Do this — Transcribe the listing in full, excluding any pictures.

(Extracted records)
*****
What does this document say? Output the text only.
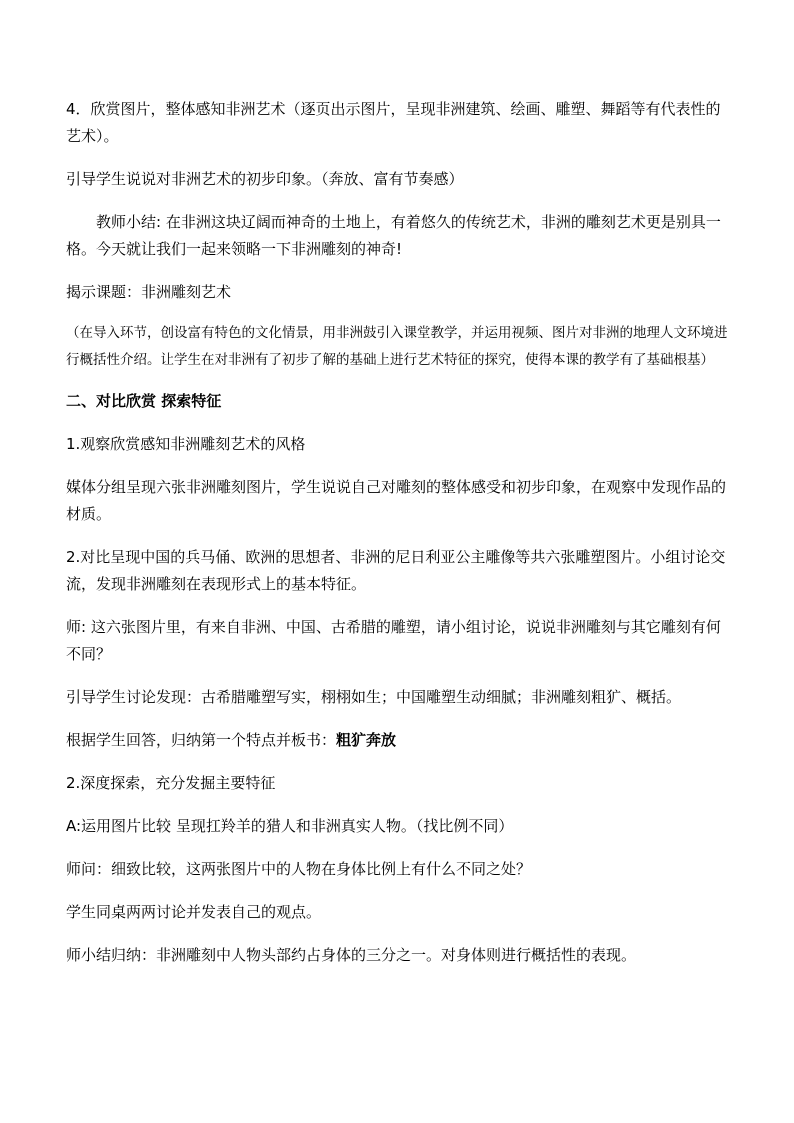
4．欣赏图片，整体感知非洲艺术（逐页出示图片，呈现非洲建筑、绘画、雕塑、舞蹈等有代表性的艺术）。

引导学生说说对非洲艺术的初步印象。（奔放、富有节奏感）

教师小结: 在非洲这块辽阔而神奇的土地上，有着悠久的传统艺术，非洲的雕刻艺术更是别具一格。今天就让我们一起来领略一下非洲雕刻的神奇!

揭示课题：非洲雕刻艺术

（在导入环节，创设富有特色的文化情景，用非洲鼓引入课堂教学，并运用视频、图片对非洲的地理人文环境进行概括性介绍。让学生在对非洲有了初步了解的基础上进行艺术特征的探究，使得本课的教学有了基础根基）

二、对比欣赏 探索特征

1.观察欣赏感知非洲雕刻艺术的风格

媒体分组呈现六张非洲雕刻图片，学生说说自己对雕刻的整体感受和初步印象，在观察中发现作品的材质。

2.对比呈现中国的兵马俑、欧洲的思想者、非洲的尼日利亚公主雕像等共六张雕塑图片。小组讨论交流，发现非洲雕刻在表现形式上的基本特征。

师: 这六张图片里，有来自非洲、中国、古希腊的雕塑，请小组讨论，说说非洲雕刻与其它雕刻有何不同？

引导学生讨论发现：古希腊雕塑写实，栩栩如生；中国雕塑生动细腻；非洲雕刻粗犷、概括。

根据学生回答，归纳第一个特点并板书：粗犷奔放

2.深度探索，充分发掘主要特征

A:运用图片比较 呈现扛羚羊的猎人和非洲真实人物。（找比例不同）

师问：细致比较，这两张图片中的人物在身体比例上有什么不同之处？

学生同桌两两讨论并发表自己的观点。

师小结归纳：非洲雕刻中人物头部约占身体的三分之一。对身体则进行概括性的表现。
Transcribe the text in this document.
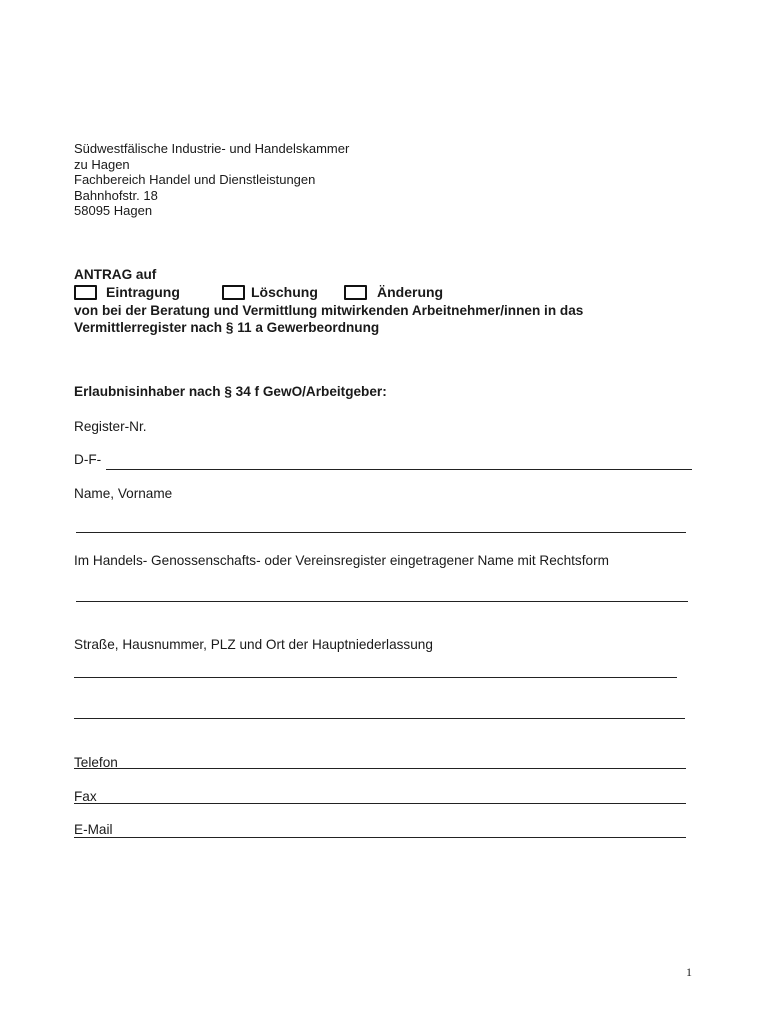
Südwestfälische Industrie- und Handelskammer
zu Hagen
Fachbereich Handel und Dienstleistungen
Bahnhofstr. 18
58095 Hagen
ANTRAG auf
Eintragung	Löschung	Änderung
von bei der Beratung und Vermittlung mitwirkenden Arbeitnehmer/innen in das
Vermittlerregister nach § 11 a Gewerbeordnung
Erlaubnisinhaber nach § 34 f GewO/Arbeitgeber:
Register-Nr.
D-F-
Name, Vorname
Im Handels- Genossenschafts- oder Vereinsregister eingetragener Name mit Rechtsform
Straße, Hausnummer, PLZ und Ort der Hauptniederlassung
Telefon
Fax
E-Mail
1
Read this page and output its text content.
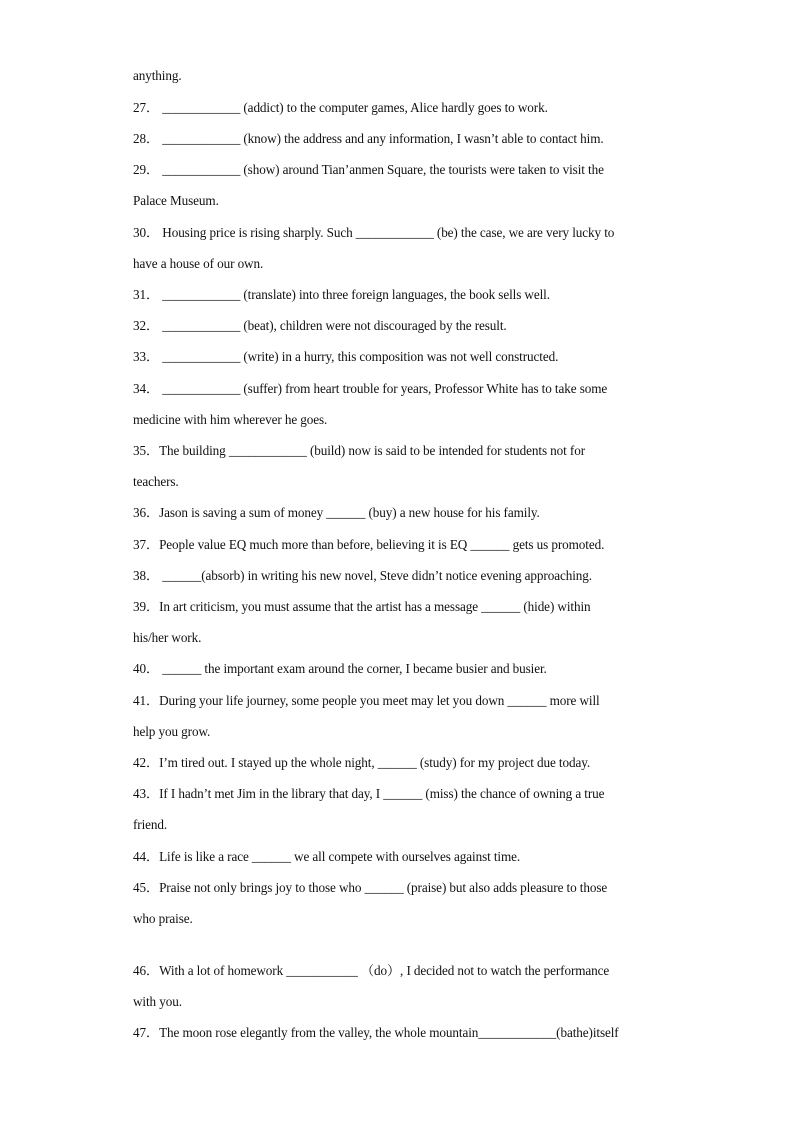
anything.
27． ____________ (addict) to the computer games, Alice hardly goes to work.
28． ____________ (know) the address and any information, I wasn’t able to contact him.
29． ____________ (show) around Tian’anmen Square, the tourists were taken to visit the
Palace Museum.
30． Housing price is rising sharply. Such ____________ (be) the case, we are very lucky to
have a house of our own.
31． ____________ (translate) into three foreign languages, the book sells well.
32． ____________ (beat), children were not discouraged by the result.
33． ____________ (write) in a hurry, this composition was not well constructed.
34． ____________ (suffer) from heart trouble for years, Professor White has to take some
medicine with him wherever he goes.
35．The building ____________ (build) now is said to be intended for students not for
teachers.
36．Jason is saving a sum of money ______ (buy) a new house for his family.
37．People value EQ much more than before, believing it is EQ ______ gets us promoted.
38． ______(absorb) in writing his new novel, Steve didn’t notice evening approaching.
39．In art criticism, you must assume that the artist has a message ______ (hide) within
his/her work.
40． ______ the important exam around the corner, I became busier and busier.
41．During your life journey, some people you meet may let you down ______ more will
help you grow.
42．I’m tired out. I stayed up the whole night, ______ (study) for my project due today.
43．If I hadn’t met Jim in the library that day, I ______ (miss) the chance of owning a true
friend.
44．Life is like a race ______ we all compete with ourselves against time.
45．Praise not only brings joy to those who ______ (praise) but also adds pleasure to those
who praise.
46．With a lot of homework ___________ （do）, I decided not to watch the performance
with you.
47．The moon rose elegantly from the valley, the whole mountain____________(bathe)itself
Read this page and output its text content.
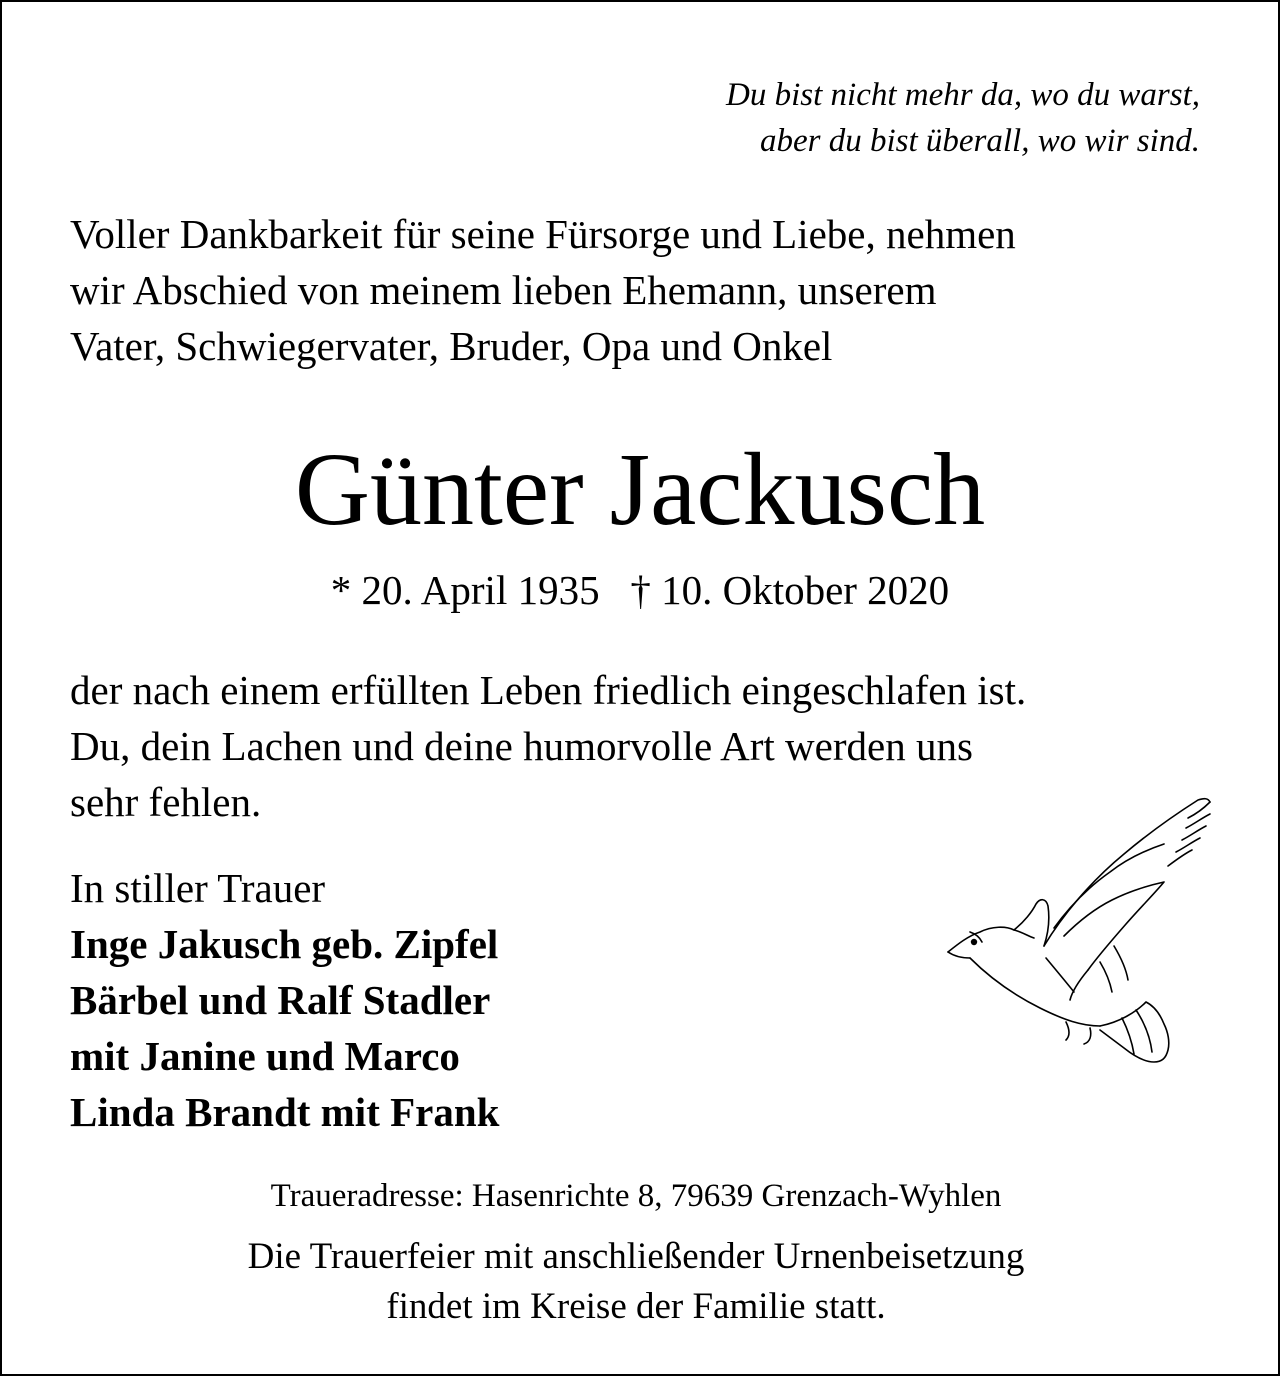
Du bist nicht mehr da, wo du warst,
aber du bist überall, wo wir sind.
Voller Dankbarkeit für seine Fürsorge und Liebe, nehmen
wir Abschied von meinem lieben Ehemann, unserem
Vater, Schwiegervater, Bruder, Opa und Onkel
Günter Jackusch
* 20. April 1935   † 10. Oktober 2020
der nach einem erfüllten Leben friedlich eingeschlafen ist.
Du, dein Lachen und deine humorvolle Art werden uns
sehr fehlen.
In stiller Trauer
Inge Jakusch geb. Zipfel
Bärbel und Ralf Stadler
mit Janine und Marco
Linda Brandt mit Frank
Traueradresse: Hasenrichte 8, 79639 Grenzach-Wyhlen
Die Trauerfeier mit anschließender Urnenbeisetzung
findet im Kreise der Familie statt.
*****
Task solution —
What does this document say? Output the text only.
4．欣赏图片，整体感知非洲艺术（逐页出示图片，呈现非洲建筑、绘画、雕塑、舞蹈等有代表性的艺术）。

引导学生说说对非洲艺术的初步印象。（奔放、富有节奏感）

教师小结: 在非洲这块辽阔而神奇的土地上，有着悠久的传统艺术，非洲的雕刻艺术更是别具一格。今天就让我们一起来领略一下非洲雕刻的神奇!

揭示课题：非洲雕刻艺术

（在导入环节，创设富有特色的文化情景，用非洲鼓引入课堂教学，并运用视频、图片对非洲的地理人文环境进行概括性介绍。让学生在对非洲有了初步了解的基础上进行艺术特征的探究，使得本课的教学有了基础根基）

二、对比欣赏 探索特征

1.观察欣赏感知非洲雕刻艺术的风格

媒体分组呈现六张非洲雕刻图片，学生说说自己对雕刻的整体感受和初步印象，在观察中发现作品的材质。

2.对比呈现中国的兵马俑、欧洲的思想者、非洲的尼日利亚公主雕像等共六张雕塑图片。小组讨论交流，发现非洲雕刻在表现形式上的基本特征。

师: 这六张图片里，有来自非洲、中国、古希腊的雕塑，请小组讨论，说说非洲雕刻与其它雕刻有何不同？

引导学生讨论发现：古希腊雕塑写实，栩栩如生；中国雕塑生动细腻；非洲雕刻粗犷、概括。

根据学生回答，归纳第一个特点并板书：粗犷奔放

2.深度探索，充分发掘主要特征

A:运用图片比较 呈现扛羚羊的猎人和非洲真实人物。（找比例不同）

师问：细致比较，这两张图片中的人物在身体比例上有什么不同之处？

学生同桌两两讨论并发表自己的观点。

师小结归纳：非洲雕刻中人物头部约占身体的三分之一。对身体则进行概括性的表现。
Transcribe the text in this document.
Südwestfälische Industrie- und Handelskammer
zu Hagen
Fachbereich Handel und Dienstleistungen
Bahnhofstr. 18
58095 Hagen
ANTRAG auf
Eintragung	Löschung	Änderung
von bei der Beratung und Vermittlung mitwirkenden Arbeitnehmer/innen in das
Vermittlerregister nach § 11 a Gewerbeordnung
Erlaubnisinhaber nach § 34 f GewO/Arbeitgeber:
Register-Nr.
D-F-
Name, Vorname
Im Handels- Genossenschafts- oder Vereinsregister eingetragener Name mit Rechtsform
Straße, Hausnummer, PLZ und Ort der Hauptniederlassung
Telefon
Fax
E-Mail
1
Read this page and output its text content.
anything.
27． ____________ (addict) to the computer games, Alice hardly goes to work.
28． ____________ (know) the address and any information, I wasn’t able to contact him.
29． ____________ (show) around Tian’anmen Square, the tourists were taken to visit the
Palace Museum.
30． Housing price is rising sharply. Such ____________ (be) the case, we are very lucky to
have a house of our own.
31． ____________ (translate) into three foreign languages, the book sells well.
32． ____________ (beat), children were not discouraged by the result.
33． ____________ (write) in a hurry, this composition was not well constructed.
34． ____________ (suffer) from heart trouble for years, Professor White has to take some
medicine with him wherever he goes.
35．The building ____________ (build) now is said to be intended for students not for
teachers.
36．Jason is saving a sum of money ______ (buy) a new house for his family.
37．People value EQ much more than before, believing it is EQ ______ gets us promoted.
38． ______(absorb) in writing his new novel, Steve didn’t notice evening approaching.
39．In art criticism, you must assume that the artist has a message ______ (hide) within
his/her work.
40． ______ the important exam around the corner, I became busier and busier.
41．During your life journey, some people you meet may let you down ______ more will
help you grow.
42．I’m tired out. I stayed up the whole night, ______ (study) for my project due today.
43．If I hadn’t met Jim in the library that day, I ______ (miss) the chance of owning a true
friend.
44．Life is like a race ______ we all compete with ourselves against time.
45．Praise not only brings joy to those who ______ (praise) but also adds pleasure to those
who praise.
46．With a lot of homework ___________ （do）, I decided not to watch the performance
with you.
47．The moon rose elegantly from the valley, the whole mountain____________(bathe)itself
Read this page and output its text content.
Du bist nicht mehr da, wo du warst,
aber du bist überall, wo wir sind.
Voller Dankbarkeit für seine Fürsorge und Liebe, nehmen
wir Abschied von meinem lieben Ehemann, unserem
Vater, Schwiegervater, Bruder, Opa und Onkel
Günter Jackusch
* 20. April 1935   † 10. Oktober 2020
der nach einem erfüllten Leben friedlich eingeschlafen ist.
Du, dein Lachen und deine humorvolle Art werden uns
sehr fehlen.
In stiller Trauer
Inge Jakusch geb. Zipfel
Bärbel und Ralf Stadler
mit Janine und Marco
Linda Brandt mit Frank
Traueradresse: Hasenrichte 8, 79639 Grenzach-Wyhlen
Die Trauerfeier mit anschließender Urnenbeisetzung
findet im Kreise der Familie statt.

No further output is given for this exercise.